(A run of records)
====================

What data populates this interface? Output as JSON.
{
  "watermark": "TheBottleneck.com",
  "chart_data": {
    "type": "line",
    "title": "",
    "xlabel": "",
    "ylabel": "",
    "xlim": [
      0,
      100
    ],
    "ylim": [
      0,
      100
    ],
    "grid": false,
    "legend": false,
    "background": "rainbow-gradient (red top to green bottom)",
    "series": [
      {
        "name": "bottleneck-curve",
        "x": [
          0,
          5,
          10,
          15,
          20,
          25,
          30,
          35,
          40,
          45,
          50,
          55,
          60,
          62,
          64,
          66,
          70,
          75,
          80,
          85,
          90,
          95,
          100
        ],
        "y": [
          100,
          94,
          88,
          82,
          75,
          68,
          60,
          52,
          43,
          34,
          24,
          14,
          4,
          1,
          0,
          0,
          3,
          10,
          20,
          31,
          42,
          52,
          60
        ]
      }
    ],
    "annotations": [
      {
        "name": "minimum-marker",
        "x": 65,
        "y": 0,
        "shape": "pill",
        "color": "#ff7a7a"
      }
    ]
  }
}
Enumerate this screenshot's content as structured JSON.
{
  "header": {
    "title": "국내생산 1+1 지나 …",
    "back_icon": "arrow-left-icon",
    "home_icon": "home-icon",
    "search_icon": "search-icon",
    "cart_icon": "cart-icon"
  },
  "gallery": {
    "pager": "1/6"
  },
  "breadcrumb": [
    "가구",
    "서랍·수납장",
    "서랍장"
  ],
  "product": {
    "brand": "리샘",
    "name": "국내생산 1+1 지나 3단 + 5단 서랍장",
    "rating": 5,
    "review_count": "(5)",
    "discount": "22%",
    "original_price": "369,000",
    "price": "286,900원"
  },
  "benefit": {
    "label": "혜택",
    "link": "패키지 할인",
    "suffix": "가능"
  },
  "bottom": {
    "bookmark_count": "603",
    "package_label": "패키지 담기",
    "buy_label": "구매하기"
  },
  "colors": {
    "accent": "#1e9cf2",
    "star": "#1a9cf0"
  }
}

====================

Required task
Quote every record above exactly.

Exercise answer
What data populates this interface? Output as JSON.
{
  "watermark": "TheBottleneck.com",
  "chart_data": {
    "type": "line",
    "title": "",
    "xlabel": "",
    "ylabel": "",
    "xlim": [
      0,
      100
    ],
    "ylim": [
      0,
      100
    ],
    "grid": false,
    "legend": false,
    "background": "rainbow-gradient (red top to green bottom)",
    "series": [
      {
        "name": "bottleneck-curve",
        "x": [
          0,
          5,
          10,
          15,
          20,
          25,
          30,
          35,
          40,
          45,
          50,
          55,
          60,
          62,
          64,
          66,
          70,
          75,
          80,
          85,
          90,
          95,
          100
        ],
        "y": [
          100,
          94,
          88,
          82,
          75,
          68,
          60,
          52,
          43,
          34,
          24,
          14,
          4,
          1,
          0,
          0,
          3,
          10,
          20,
          31,
          42,
          52,
          60
        ]
      }
    ],
    "annotations": [
      {
        "name": "minimum-marker",
        "x": 65,
        "y": 0,
        "shape": "pill",
        "color": "#ff7a7a"
      }
    ]
  }
}
Enumerate this screenshot's content as structured JSON.
{
  "header": {
    "title": "국내생산 1+1 지나 …",
    "back_icon": "arrow-left-icon",
    "home_icon": "home-icon",
    "search_icon": "search-icon",
    "cart_icon": "cart-icon"
  },
  "gallery": {
    "pager": "1/6"
  },
  "breadcrumb": [
    "가구",
    "서랍·수납장",
    "서랍장"
  ],
  "product": {
    "brand": "리샘",
    "name": "국내생산 1+1 지나 3단 + 5단 서랍장",
    "rating": 5,
    "review_count": "(5)",
    "discount": "22%",
    "original_price": "369,000",
    "price": "286,900원"
  },
  "benefit": {
    "label": "혜택",
    "link": "패키지 할인",
    "suffix": "가능"
  },
  "bottom": {
    "bookmark_count": "603",
    "package_label": "패키지 담기",
    "buy_label": "구매하기"
  },
  "colors": {
    "accent": "#1e9cf2",
    "star": "#1a9cf0"
  }
}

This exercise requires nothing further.